[INSTRUCTIONS FOR THE TASK]
Output the material below unchanged, apart from leaving out the pictures.

■ ■ ■

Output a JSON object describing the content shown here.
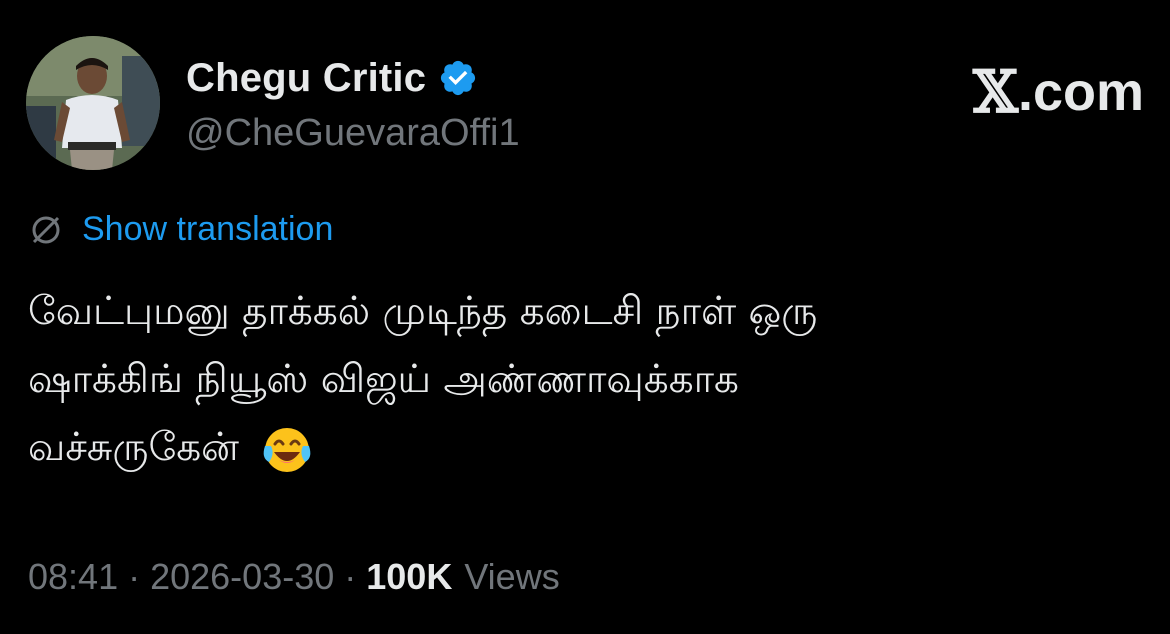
{
  "author": {
    "display_name": "Chegu Critic",
    "handle": "@CheGuevaraOffi1",
    "verified": true,
    "verified_color": "#1d9bf0"
  },
  "brand": {
    "label": ".com",
    "logo": "x-logo-icon"
  },
  "translation": {
    "icon": "globe-icon",
    "label": "Show translation",
    "color": "#1d9bf0"
  },
  "tweet": {
    "lines": [
      "வேட்புமனு தாக்கல் முடிந்த கடைசி நாள் ஒரு",
      "ஷாக்கிங் நியூஸ் விஜய் அண்ணாவுக்காக",
      "வச்சுருகேன்"
    ],
    "emoji": "face-with-tears-of-joy-icon"
  },
  "meta": {
    "time": "08:41",
    "separator": "·",
    "date": "2026-03-30",
    "views_count": "100K",
    "views_label": "Views"
  },
  "colors": {
    "background": "#000000",
    "primary_text": "#e7e9ea",
    "secondary_text": "#71767b",
    "accent": "#1d9bf0"
  }
}
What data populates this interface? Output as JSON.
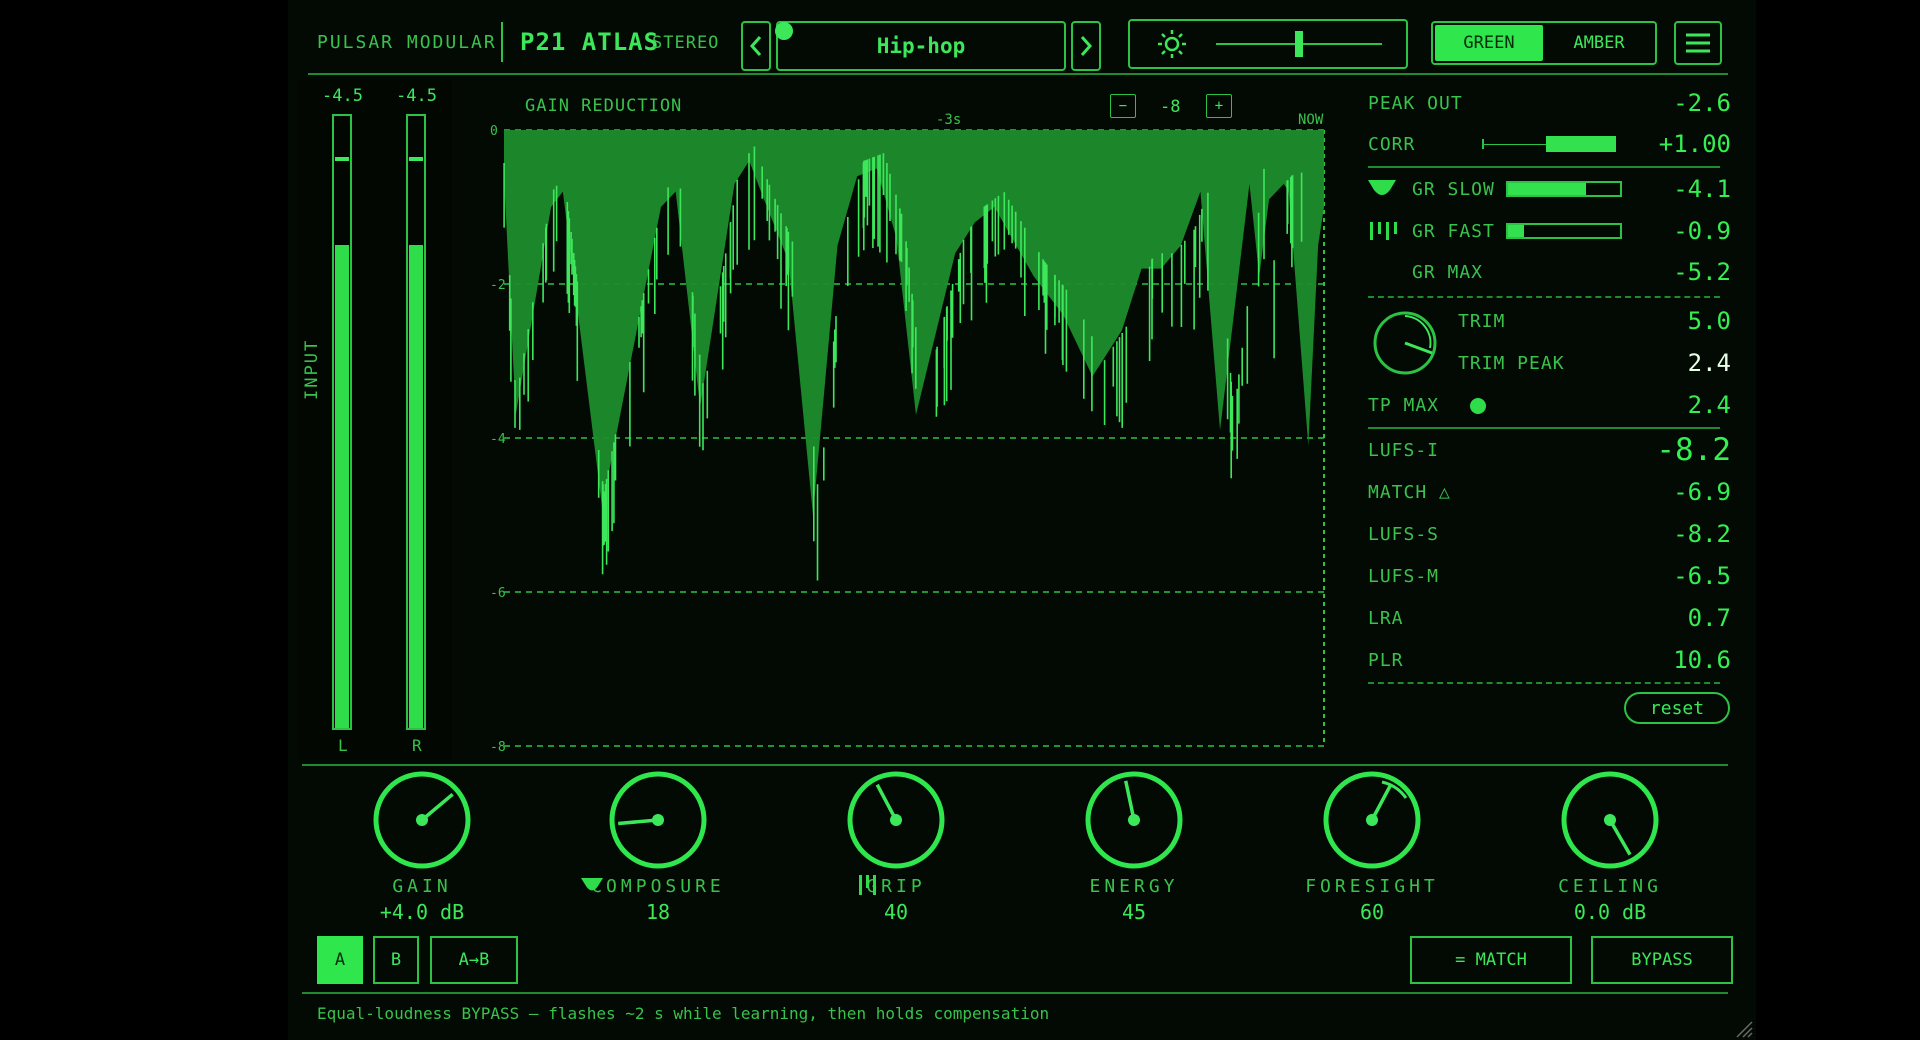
{
  "header": {
    "brand": "PULSAR MODULAR",
    "product": "P21 ATLAS",
    "mode": "STEREO",
    "preset": "Hip-hop",
    "prev_icon": "chevron-left-icon",
    "next_icon": "chevron-right-icon",
    "brightness_icon": "sun-icon",
    "brightness_level": 0.5,
    "theme_green": "GREEN",
    "theme_amber": "AMBER",
    "theme_active": "GREEN",
    "menu_icon": "hamburger-menu-icon"
  },
  "input_meter": {
    "title": "INPUT",
    "left": {
      "label": "L",
      "peak": "-4.5",
      "level": 0.79
    },
    "right": {
      "label": "R",
      "peak": "-4.5",
      "level": 0.79
    }
  },
  "graph": {
    "title": "GAIN REDUCTION",
    "zoom_minus": "−",
    "zoom_value": "-8",
    "zoom_plus": "+",
    "time_mid": "-3s",
    "time_now": "NOW",
    "y_ticks": [
      "0",
      "-2",
      "-4",
      "-6",
      "-8"
    ],
    "ylim": [
      -8,
      0
    ]
  },
  "stats": {
    "peak_out_label": "PEAK OUT",
    "peak_out": "-2.6",
    "corr_label": "CORR",
    "corr": "+1.00",
    "corr_level": 1.0,
    "gr_slow_label": "GR SLOW",
    "gr_slow": "-4.1",
    "gr_slow_level": 0.7,
    "gr_fast_label": "GR FAST",
    "gr_fast": "-0.9",
    "gr_fast_level": 0.14,
    "gr_max_label": "GR MAX",
    "gr_max": "-5.2",
    "trim_label": "TRIM",
    "trim": "5.0",
    "trim_peak_label": "TRIM PEAK",
    "trim_peak": "2.4",
    "tp_max_label": "TP MAX",
    "tp_max": "2.4",
    "lufs_i_label": "LUFS-I",
    "lufs_i": "-8.2",
    "match_label": "MATCH △",
    "match": "-6.9",
    "lufs_s_label": "LUFS-S",
    "lufs_s": "-8.2",
    "lufs_m_label": "LUFS-M",
    "lufs_m": "-6.5",
    "lra_label": "LRA",
    "lra": "0.7",
    "plr_label": "PLR",
    "plr": "10.6",
    "reset": "reset"
  },
  "knobs": [
    {
      "name": "GAIN",
      "value": "+4.0 dB",
      "icon": ""
    },
    {
      "name": "COMPOSURE",
      "value": "18",
      "icon": "slow-shield-icon"
    },
    {
      "name": "GRIP",
      "value": "40",
      "icon": "fast-bars-icon"
    },
    {
      "name": "ENERGY",
      "value": "45",
      "icon": ""
    },
    {
      "name": "FORESIGHT",
      "value": "60",
      "icon": ""
    },
    {
      "name": "CEILING",
      "value": "0.0 dB",
      "icon": ""
    }
  ],
  "footer": {
    "a": "A",
    "b": "B",
    "ab": "A→B",
    "match_btn": "= MATCH",
    "bypass_btn": "BYPASS",
    "status": "Equal-loudness BYPASS — flashes ~2 s while learning, then holds compensation"
  },
  "colors": {
    "accent": "#2fe64c",
    "dim": "#1f8a2e",
    "bg": "#030a03"
  }
}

■ ■ ■

[OUTPUT OF THE TASK]
Output a JSON object describing the content shown here.
{
  "author": {
    "display_name": "Chegu Critic",
    "handle": "@CheGuevaraOffi1",
    "verified": true,
    "verified_color": "#1d9bf0"
  },
  "brand": {
    "label": ".com",
    "logo": "x-logo-icon"
  },
  "translation": {
    "icon": "globe-icon",
    "label": "Show translation",
    "color": "#1d9bf0"
  },
  "tweet": {
    "lines": [
      "வேட்புமனு தாக்கல் முடிந்த கடைசி நாள் ஒரு",
      "ஷாக்கிங் நியூஸ் விஜய் அண்ணாவுக்காக",
      "வச்சுருகேன்"
    ],
    "emoji": "face-with-tears-of-joy-icon"
  },
  "meta": {
    "time": "08:41",
    "separator": "·",
    "date": "2026-03-30",
    "views_count": "100K",
    "views_label": "Views"
  },
  "colors": {
    "background": "#000000",
    "primary_text": "#e7e9ea",
    "secondary_text": "#71767b",
    "accent": "#1d9bf0"
  }
}
What data populates this interface? Output as JSON.
{
  "header": {
    "brand": "PULSAR MODULAR",
    "product": "P21 ATLAS",
    "mode": "STEREO",
    "preset": "Hip-hop",
    "prev_icon": "chevron-left-icon",
    "next_icon": "chevron-right-icon",
    "brightness_icon": "sun-icon",
    "brightness_level": 0.5,
    "theme_green": "GREEN",
    "theme_amber": "AMBER",
    "theme_active": "GREEN",
    "menu_icon": "hamburger-menu-icon"
  },
  "input_meter": {
    "title": "INPUT",
    "left": {
      "label": "L",
      "peak": "-4.5",
      "level": 0.79
    },
    "right": {
      "label": "R",
      "peak": "-4.5",
      "level": 0.79
    }
  },
  "graph": {
    "title": "GAIN REDUCTION",
    "zoom_minus": "−",
    "zoom_value": "-8",
    "zoom_plus": "+",
    "time_mid": "-3s",
    "time_now": "NOW",
    "y_ticks": [
      "0",
      "-2",
      "-4",
      "-6",
      "-8"
    ],
    "ylim": [
      -8,
      0
    ]
  },
  "stats": {
    "peak_out_label": "PEAK OUT",
    "peak_out": "-2.6",
    "corr_label": "CORR",
    "corr": "+1.00",
    "corr_level": 1.0,
    "gr_slow_label": "GR SLOW",
    "gr_slow": "-4.1",
    "gr_slow_level": 0.7,
    "gr_fast_label": "GR FAST",
    "gr_fast": "-0.9",
    "gr_fast_level": 0.14,
    "gr_max_label": "GR MAX",
    "gr_max": "-5.2",
    "trim_label": "TRIM",
    "trim": "5.0",
    "trim_peak_label": "TRIM PEAK",
    "trim_peak": "2.4",
    "tp_max_label": "TP MAX",
    "tp_max": "2.4",
    "lufs_i_label": "LUFS-I",
    "lufs_i": "-8.2",
    "match_label": "MATCH △",
    "match": "-6.9",
    "lufs_s_label": "LUFS-S",
    "lufs_s": "-8.2",
    "lufs_m_label": "LUFS-M",
    "lufs_m": "-6.5",
    "lra_label": "LRA",
    "lra": "0.7",
    "plr_label": "PLR",
    "plr": "10.6",
    "reset": "reset"
  },
  "knobs": [
    {
      "name": "GAIN",
      "value": "+4.0 dB",
      "icon": ""
    },
    {
      "name": "COMPOSURE",
      "value": "18",
      "icon": "slow-shield-icon"
    },
    {
      "name": "GRIP",
      "value": "40",
      "icon": "fast-bars-icon"
    },
    {
      "name": "ENERGY",
      "value": "45",
      "icon": ""
    },
    {
      "name": "FORESIGHT",
      "value": "60",
      "icon": ""
    },
    {
      "name": "CEILING",
      "value": "0.0 dB",
      "icon": ""
    }
  ],
  "footer": {
    "a": "A",
    "b": "B",
    "ab": "A→B",
    "match_btn": "= MATCH",
    "bypass_btn": "BYPASS",
    "status": "Equal-loudness BYPASS — flashes ~2 s while learning, then holds compensation"
  },
  "colors": {
    "accent": "#2fe64c",
    "dim": "#1f8a2e",
    "bg": "#030a03"
  }
}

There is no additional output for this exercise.